Materials provided =>
## start

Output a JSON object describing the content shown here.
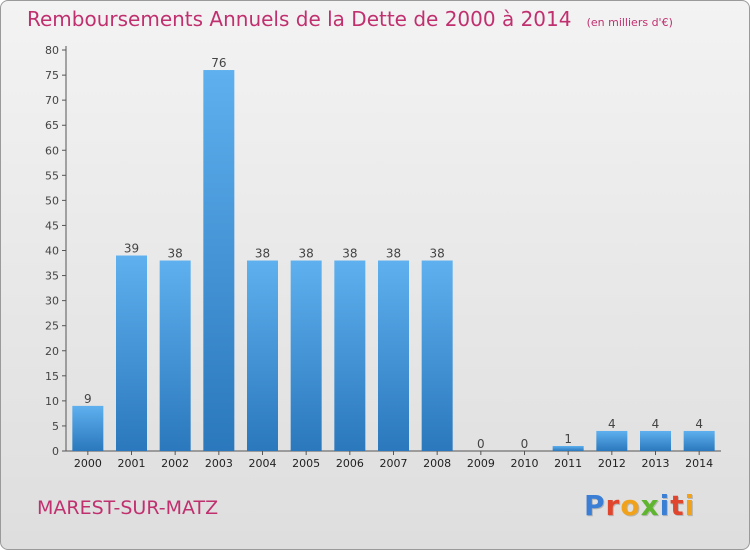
{
  "title": "Remboursements Annuels de la Dette de 2000 à 2014",
  "unit_note": "(en milliers d'€)",
  "commune": "MAREST-SUR-MATZ",
  "brand": {
    "text": "Proxiti",
    "letter_colors": [
      "#3a7fd5",
      "#e0462e",
      "#f0a21c",
      "#5fb52f",
      "#3a7fd5",
      "#e0462e",
      "#f0a21c"
    ]
  },
  "colors": {
    "title": "#c0306f",
    "bar_light": "#5eb0ee",
    "bar_dark": "#2b78bd"
  },
  "chart_data": {
    "type": "bar",
    "categories": [
      "2000",
      "2001",
      "2002",
      "2003",
      "2004",
      "2005",
      "2006",
      "2007",
      "2008",
      "2009",
      "2010",
      "2011",
      "2012",
      "2013",
      "2014"
    ],
    "values": [
      9,
      39,
      38,
      76,
      38,
      38,
      38,
      38,
      38,
      0,
      0,
      1,
      4,
      4,
      4
    ],
    "ylim": [
      0,
      80
    ],
    "yticks": [
      0,
      5,
      10,
      15,
      20,
      25,
      30,
      35,
      40,
      45,
      50,
      55,
      60,
      65,
      70,
      75,
      80
    ],
    "grid": false
  }
}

## end

Task objective => Print all of the entries word for word. Skip any images they contain.

The reply =>
Output a JSON object describing the content shown here.
{
  "title": "Remboursements Annuels de la Dette de 2000 à 2014",
  "unit_note": "(en milliers d'€)",
  "commune": "MAREST-SUR-MATZ",
  "brand": {
    "text": "Proxiti",
    "letter_colors": [
      "#3a7fd5",
      "#e0462e",
      "#f0a21c",
      "#5fb52f",
      "#3a7fd5",
      "#e0462e",
      "#f0a21c"
    ]
  },
  "colors": {
    "title": "#c0306f",
    "bar_light": "#5eb0ee",
    "bar_dark": "#2b78bd"
  },
  "chart_data": {
    "type": "bar",
    "categories": [
      "2000",
      "2001",
      "2002",
      "2003",
      "2004",
      "2005",
      "2006",
      "2007",
      "2008",
      "2009",
      "2010",
      "2011",
      "2012",
      "2013",
      "2014"
    ],
    "values": [
      9,
      39,
      38,
      76,
      38,
      38,
      38,
      38,
      38,
      0,
      0,
      1,
      4,
      4,
      4
    ],
    "ylim": [
      0,
      80
    ],
    "yticks": [
      0,
      5,
      10,
      15,
      20,
      25,
      30,
      35,
      40,
      45,
      50,
      55,
      60,
      65,
      70,
      75,
      80
    ],
    "grid": false
  }
}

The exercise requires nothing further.